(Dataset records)
····················

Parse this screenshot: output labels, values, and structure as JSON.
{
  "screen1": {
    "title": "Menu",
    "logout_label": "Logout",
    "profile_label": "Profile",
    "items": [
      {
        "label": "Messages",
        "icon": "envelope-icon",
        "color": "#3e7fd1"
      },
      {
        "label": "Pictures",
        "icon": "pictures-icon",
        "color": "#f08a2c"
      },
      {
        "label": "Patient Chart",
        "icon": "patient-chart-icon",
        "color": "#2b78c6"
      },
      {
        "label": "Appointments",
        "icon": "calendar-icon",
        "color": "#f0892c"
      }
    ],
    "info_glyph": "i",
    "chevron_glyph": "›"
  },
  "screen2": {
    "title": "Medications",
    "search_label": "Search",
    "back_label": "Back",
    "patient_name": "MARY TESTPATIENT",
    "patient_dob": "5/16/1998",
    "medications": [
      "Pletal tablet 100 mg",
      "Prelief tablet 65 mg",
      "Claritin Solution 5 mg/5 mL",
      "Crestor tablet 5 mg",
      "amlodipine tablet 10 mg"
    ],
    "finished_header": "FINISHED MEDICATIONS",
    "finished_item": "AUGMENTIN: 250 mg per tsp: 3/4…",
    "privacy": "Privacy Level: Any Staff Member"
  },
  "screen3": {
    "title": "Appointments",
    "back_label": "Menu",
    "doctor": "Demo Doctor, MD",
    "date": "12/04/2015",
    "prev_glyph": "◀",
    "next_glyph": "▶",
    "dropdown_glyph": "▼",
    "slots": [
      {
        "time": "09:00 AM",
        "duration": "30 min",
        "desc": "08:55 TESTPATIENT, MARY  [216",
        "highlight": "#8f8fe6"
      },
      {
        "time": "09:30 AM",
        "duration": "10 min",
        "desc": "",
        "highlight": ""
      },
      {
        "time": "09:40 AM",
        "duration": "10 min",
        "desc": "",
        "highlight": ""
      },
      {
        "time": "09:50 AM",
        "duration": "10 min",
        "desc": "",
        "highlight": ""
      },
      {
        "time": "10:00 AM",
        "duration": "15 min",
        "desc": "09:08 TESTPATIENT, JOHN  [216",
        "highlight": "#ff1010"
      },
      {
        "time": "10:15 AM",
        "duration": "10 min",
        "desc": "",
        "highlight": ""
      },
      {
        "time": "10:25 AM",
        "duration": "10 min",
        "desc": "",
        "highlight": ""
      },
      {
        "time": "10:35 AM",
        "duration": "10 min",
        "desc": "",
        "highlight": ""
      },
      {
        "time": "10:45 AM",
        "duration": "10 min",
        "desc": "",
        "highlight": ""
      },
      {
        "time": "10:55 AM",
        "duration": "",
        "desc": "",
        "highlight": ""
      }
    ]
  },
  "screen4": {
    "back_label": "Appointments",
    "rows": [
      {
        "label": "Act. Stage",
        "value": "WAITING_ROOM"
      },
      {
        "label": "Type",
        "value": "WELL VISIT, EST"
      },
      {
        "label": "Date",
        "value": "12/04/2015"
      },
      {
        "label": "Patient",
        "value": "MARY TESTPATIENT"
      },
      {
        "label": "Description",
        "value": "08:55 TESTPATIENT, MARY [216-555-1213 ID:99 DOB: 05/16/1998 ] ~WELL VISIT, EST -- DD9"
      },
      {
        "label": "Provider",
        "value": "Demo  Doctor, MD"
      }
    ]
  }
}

····················

**Required task**
Set down the material above again, word for word.

**Written reply**
Parse this screenshot: output labels, values, and structure as JSON.
{
  "screen1": {
    "title": "Menu",
    "logout_label": "Logout",
    "profile_label": "Profile",
    "items": [
      {
        "label": "Messages",
        "icon": "envelope-icon",
        "color": "#3e7fd1"
      },
      {
        "label": "Pictures",
        "icon": "pictures-icon",
        "color": "#f08a2c"
      },
      {
        "label": "Patient Chart",
        "icon": "patient-chart-icon",
        "color": "#2b78c6"
      },
      {
        "label": "Appointments",
        "icon": "calendar-icon",
        "color": "#f0892c"
      }
    ],
    "info_glyph": "i",
    "chevron_glyph": "›"
  },
  "screen2": {
    "title": "Medications",
    "search_label": "Search",
    "back_label": "Back",
    "patient_name": "MARY TESTPATIENT",
    "patient_dob": "5/16/1998",
    "medications": [
      "Pletal tablet 100 mg",
      "Prelief tablet 65 mg",
      "Claritin Solution 5 mg/5 mL",
      "Crestor tablet 5 mg",
      "amlodipine tablet 10 mg"
    ],
    "finished_header": "FINISHED MEDICATIONS",
    "finished_item": "AUGMENTIN: 250 mg per tsp: 3/4…",
    "privacy": "Privacy Level: Any Staff Member"
  },
  "screen3": {
    "title": "Appointments",
    "back_label": "Menu",
    "doctor": "Demo Doctor, MD",
    "date": "12/04/2015",
    "prev_glyph": "◀",
    "next_glyph": "▶",
    "dropdown_glyph": "▼",
    "slots": [
      {
        "time": "09:00 AM",
        "duration": "30 min",
        "desc": "08:55 TESTPATIENT, MARY  [216",
        "highlight": "#8f8fe6"
      },
      {
        "time": "09:30 AM",
        "duration": "10 min",
        "desc": "",
        "highlight": ""
      },
      {
        "time": "09:40 AM",
        "duration": "10 min",
        "desc": "",
        "highlight": ""
      },
      {
        "time": "09:50 AM",
        "duration": "10 min",
        "desc": "",
        "highlight": ""
      },
      {
        "time": "10:00 AM",
        "duration": "15 min",
        "desc": "09:08 TESTPATIENT, JOHN  [216",
        "highlight": "#ff1010"
      },
      {
        "time": "10:15 AM",
        "duration": "10 min",
        "desc": "",
        "highlight": ""
      },
      {
        "time": "10:25 AM",
        "duration": "10 min",
        "desc": "",
        "highlight": ""
      },
      {
        "time": "10:35 AM",
        "duration": "10 min",
        "desc": "",
        "highlight": ""
      },
      {
        "time": "10:45 AM",
        "duration": "10 min",
        "desc": "",
        "highlight": ""
      },
      {
        "time": "10:55 AM",
        "duration": "",
        "desc": "",
        "highlight": ""
      }
    ]
  },
  "screen4": {
    "back_label": "Appointments",
    "rows": [
      {
        "label": "Act. Stage",
        "value": "WAITING_ROOM"
      },
      {
        "label": "Type",
        "value": "WELL VISIT, EST"
      },
      {
        "label": "Date",
        "value": "12/04/2015"
      },
      {
        "label": "Patient",
        "value": "MARY TESTPATIENT"
      },
      {
        "label": "Description",
        "value": "08:55 TESTPATIENT, MARY [216-555-1213 ID:99 DOB: 05/16/1998 ] ~WELL VISIT, EST -- DD9"
      },
      {
        "label": "Provider",
        "value": "Demo  Doctor, MD"
      }
    ]
  }
}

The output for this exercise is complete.